• TASK GOAL: For every line in the data below that contains "Необходимые", copy the line.
** BEGIN DATA **
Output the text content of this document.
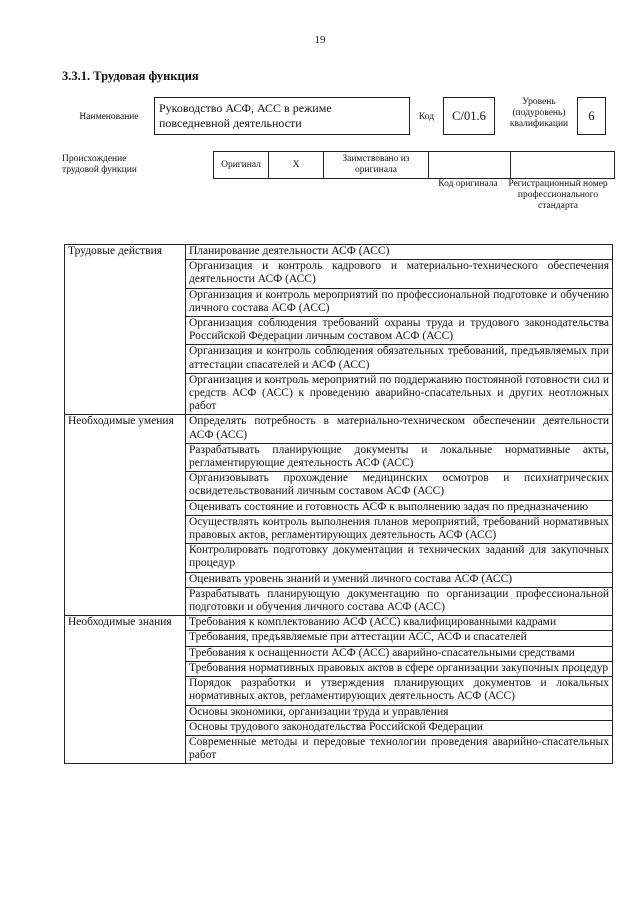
19
3.3.1. Трудовая функция
Наименование
Руководство АСФ, АСС в режиме повседневной деятельности	Код	С/01.6
Уровень (подуровень) квалификации
6
Происхождение трудовой функции
Оригинал	Х	Заимствовано из оригинала		
Код оригинала	Регистрационный номер профессионального стандарта
Трудовые действия	Планирование деятельности АСФ (АСС)
	Организация и контроль кадрового и материально-технического обеспечения деятельности АСФ (АСС)
	Организация и контроль мероприятий по профессиональной подготовке и обучению личного состава АСФ (АСС)
	Организация соблюдения требований охраны труда и трудового законодательства Российской Федерации личным составом АСФ (АСС)
	Организация и контроль соблюдения обязательных требований, предъявляемых при аттестации спасателей и АСФ (АСС)
	Организация и контроль мероприятий по поддержанию постоянной готовности сил и средств АСФ (АСС) к проведению аварийно-спасательных и других неотложных работ
Необходимые умения	Определять потребность в материально-техническом обеспечении деятельности АСФ (АСС)
	Разрабатывать планирующие документы и локальные нормативные акты, регламентирующие деятельность АСФ (АСС)
	Организовывать прохождение медицинских осмотров и психиатрических освидетельствований личным составом АСФ (АСС)
	Оценивать состояние и готовность АСФ к выполнению задач по предназначению
	Осуществлять контроль выполнения планов мероприятий, требований нормативных правовых актов, регламентирующих деятельность АСФ (АСС)
	Контролировать подготовку документации и технических заданий для закупочных процедур
	Оценивать уровень знаний и умений личного состава АСФ (АСС)
	Разрабатывать планирующую документацию по организации профессиональной подготовки и обучения личного состава АСФ (АСС)
Необходимые знания	Требования к комплектованию АСФ (АСС) квалифицированными кадрами
	Требования, предъявляемые при аттестации АСС, АСФ и спасателей
	Требования к оснащенности АСФ (АСС) аварийно-спасательными средствами
	Требования нормативных правовых актов в сфере организации закупочных процедур
	Порядок разработки и утверждения планирующих документов и локальных нормативных актов, регламентирующих деятельность АСФ (АСС)
	Основы экономики, организации труда и управления
	Основы трудового законодательства Российской Федерации
	Современные методы и передовые технологии проведения аварийно-спасательных работ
** END DATA **
• WRITTEN RESPONSE:
Необходимые умения	Определять потребность в материально-техническом обеспечении деятельности АСФ (АСС)
Необходимые знания	Требования к комплектованию АСФ (АСС) квалифицированными кадрами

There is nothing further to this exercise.